Transcribe only the part of the listing below that begins at the line containing "What's the underlying" and runs to its final line, keeping both ends.

--

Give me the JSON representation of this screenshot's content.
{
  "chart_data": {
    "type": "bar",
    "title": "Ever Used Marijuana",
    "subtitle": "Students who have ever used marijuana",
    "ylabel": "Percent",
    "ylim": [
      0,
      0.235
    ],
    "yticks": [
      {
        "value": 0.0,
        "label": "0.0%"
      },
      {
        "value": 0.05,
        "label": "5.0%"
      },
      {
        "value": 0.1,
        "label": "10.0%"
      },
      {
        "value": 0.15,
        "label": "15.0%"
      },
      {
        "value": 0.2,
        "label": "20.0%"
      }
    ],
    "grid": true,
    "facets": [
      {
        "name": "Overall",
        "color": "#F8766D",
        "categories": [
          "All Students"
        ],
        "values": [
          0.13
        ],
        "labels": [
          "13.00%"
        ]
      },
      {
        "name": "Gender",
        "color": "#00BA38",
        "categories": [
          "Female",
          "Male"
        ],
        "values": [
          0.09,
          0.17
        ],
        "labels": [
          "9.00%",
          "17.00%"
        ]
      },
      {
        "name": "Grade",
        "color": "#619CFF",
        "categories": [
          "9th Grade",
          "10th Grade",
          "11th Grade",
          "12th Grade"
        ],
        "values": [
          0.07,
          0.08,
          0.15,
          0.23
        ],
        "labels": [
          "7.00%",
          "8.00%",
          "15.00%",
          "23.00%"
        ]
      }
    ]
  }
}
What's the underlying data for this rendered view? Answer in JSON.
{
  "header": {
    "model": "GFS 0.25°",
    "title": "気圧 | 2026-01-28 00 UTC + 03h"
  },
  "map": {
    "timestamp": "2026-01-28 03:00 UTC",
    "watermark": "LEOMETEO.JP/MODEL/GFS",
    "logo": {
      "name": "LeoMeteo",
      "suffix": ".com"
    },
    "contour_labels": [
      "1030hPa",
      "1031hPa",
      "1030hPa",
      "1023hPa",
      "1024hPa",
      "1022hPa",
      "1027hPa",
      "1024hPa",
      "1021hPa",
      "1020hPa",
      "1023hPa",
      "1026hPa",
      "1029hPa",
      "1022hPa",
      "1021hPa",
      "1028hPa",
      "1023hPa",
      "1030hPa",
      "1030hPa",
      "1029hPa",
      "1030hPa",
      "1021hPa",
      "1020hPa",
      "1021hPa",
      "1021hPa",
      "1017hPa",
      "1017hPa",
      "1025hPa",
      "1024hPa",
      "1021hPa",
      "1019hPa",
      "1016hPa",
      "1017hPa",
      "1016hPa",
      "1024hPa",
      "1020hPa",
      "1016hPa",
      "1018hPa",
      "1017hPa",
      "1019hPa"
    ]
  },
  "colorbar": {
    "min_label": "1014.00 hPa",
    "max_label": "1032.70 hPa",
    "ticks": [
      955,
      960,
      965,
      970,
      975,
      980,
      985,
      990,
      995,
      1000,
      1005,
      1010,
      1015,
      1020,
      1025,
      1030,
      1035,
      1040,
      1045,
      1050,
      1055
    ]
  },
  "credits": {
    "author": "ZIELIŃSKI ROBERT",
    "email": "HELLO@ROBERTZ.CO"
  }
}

--

**Solution to this task:**
What's the underlying data for this rendered view? Answer in JSON.
{
  "header": {
    "model": "GFS 0.25°",
    "title": "気圧 | 2026-01-28 00 UTC + 03h"
  },
  "map": {
    "timestamp": "2026-01-28 03:00 UTC",
    "watermark": "LEOMETEO.JP/MODEL/GFS",
    "logo": {
      "name": "LeoMeteo",
      "suffix": ".com"
    },
    "contour_labels": [
      "1030hPa",
      "1031hPa",
      "1030hPa",
      "1023hPa",
      "1024hPa",
      "1022hPa",
      "1027hPa",
      "1024hPa",
      "1021hPa",
      "1020hPa",
      "1023hPa",
      "1026hPa",
      "1029hPa",
      "1022hPa",
      "1021hPa",
      "1028hPa",
      "1023hPa",
      "1030hPa",
      "1030hPa",
      "1029hPa",
      "1030hPa",
      "1021hPa",
      "1020hPa",
      "1021hPa",
      "1021hPa",
      "1017hPa",
      "1017hPa",
      "1025hPa",
      "1024hPa",
      "1021hPa",
      "1019hPa",
      "1016hPa",
      "1017hPa",
      "1016hPa",
      "1024hPa",
      "1020hPa",
      "1016hPa",
      "1018hPa",
      "1017hPa",
      "1019hPa"
    ]
  },
  "colorbar": {
    "min_label": "1014.00 hPa",
    "max_label": "1032.70 hPa",
    "ticks": [
      955,
      960,
      965,
      970,
      975,
      980,
      985,
      990,
      995,
      1000,
      1005,
      1010,
      1015,
      1020,
      1025,
      1030,
      1035,
      1040,
      1045,
      1050,
      1055
    ]
  },
  "credits": {
    "author": "ZIELIŃSKI ROBERT",
    "email": "HELLO@ROBERTZ.CO"
  }
}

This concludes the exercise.